EL CAMbIO DE NOMBRE // Para aquel momento Ali había dejado de ser Cassius Clay, el nombre en honor a un abolicionista que sus padres le dieron el 17 de enero de 1942 en Louisville, Kentucky, ese sur donde EEUU vivía su apartheid. Ya no era el niño que a los 12 años empezó a boxear para vengar el robo de su flamante bici Schwinn roja. No era ni siquiera el adolescente que en los Juegos Olímpicos de Roma de 1960 se hizo con un oro.

Era, ya, el Ali que se inventaría a sí mismo, el hombre con una confianza preternatural y un talento disciplinado que contra todo pronóstico tumbó a Sonny Liston en 1964 para hacerse con el primero de sus tres cinturones de los pesos pesados y declararse “¡el rey del mundo!”. Ya era ese boxeador único y original, capaz de “volar como una mariposa y picar como una abeja”. Ya era el reto radical para la América blanca y cristiana, el negro orgulloso y converso al islam, el inconformista que, con su negativa a luchar en Vietnam, plantaría cara al sistema, costase lo que costase.

◆ **DATOS PROPORCIONADOS**
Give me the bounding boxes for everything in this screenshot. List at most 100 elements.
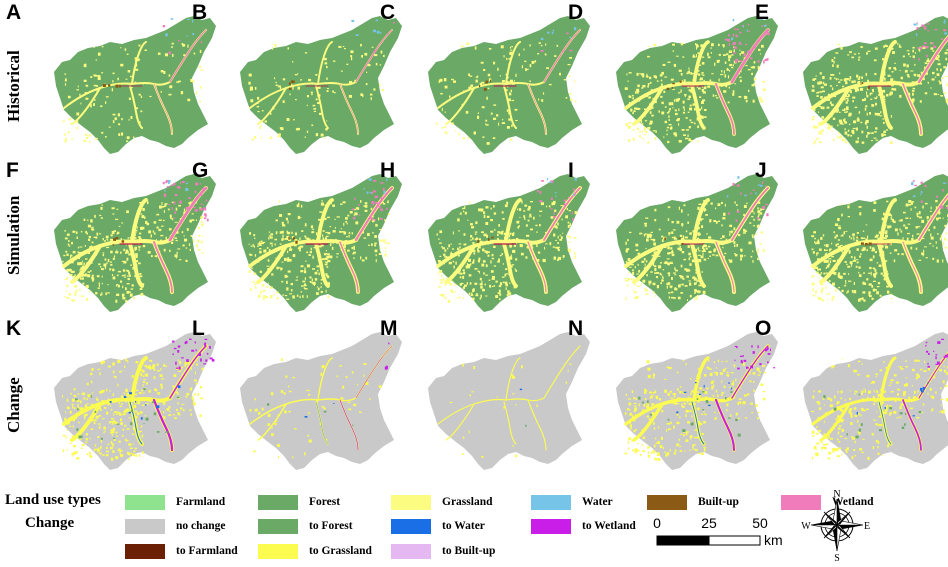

◆ **TAREAS**
(a) Traduce al inglés esta oración del texto sobre Ali: «Ya no era el niño que a los 12 años empezó a boxear para vengar el robo de su flamante bici Schwinn roja.»
(b) Resume en dos oraciones el texto sobre Ali.
(c) Por favor, retoma el texto sobre Ali a partir de su última oración.

◆ **RESPUESTAS POR TAREA**
(a) He was no longer the boy who, at the age of 12, started boxing to avenge the theft of his brand-new red Schwinn bike.

(b) Para entonces, Ali ya no era Cassius Clay, el nombre que recibió al nacer en 1942 en Louisville, ni el niño que empezó a boxear a los 12 años, ni el adolescente que ganó un oro en los Juegos Olímpicos de Roma de 1960. Era ya el boxeador que derrotó a Sonny Liston en 1964 para ganar el primero de sus tres cinturones de los pesos pesados, un negro orgulloso convertido al islam y un inconformista que, al negarse a luchar en Vietnam, desafiaría al sistema.

(c)
Y le costó. La insumisión le puso a las puertas de cinco años de cárcel, conllevó la retirada del título y tres años de suspensión y le hizo tan héroe para unos como villano para otros. Pero su leyenda acababa de empezar.

Cuando regresó, en 1970, lo hizo ganando a Jerry Querry, emblema de la América blanca. Su duelo al año siguiente con Joe Frazier en el Madison Square Garden, fue un acontecimiento que paralizó al país. Uno de los históricos tendría lugar en Kinshasa (hoy Congo), donde en 1974 tuvo lugar el mítico Rumble in the jungle que enfrentaría por primera vez a Ali con George Foreman.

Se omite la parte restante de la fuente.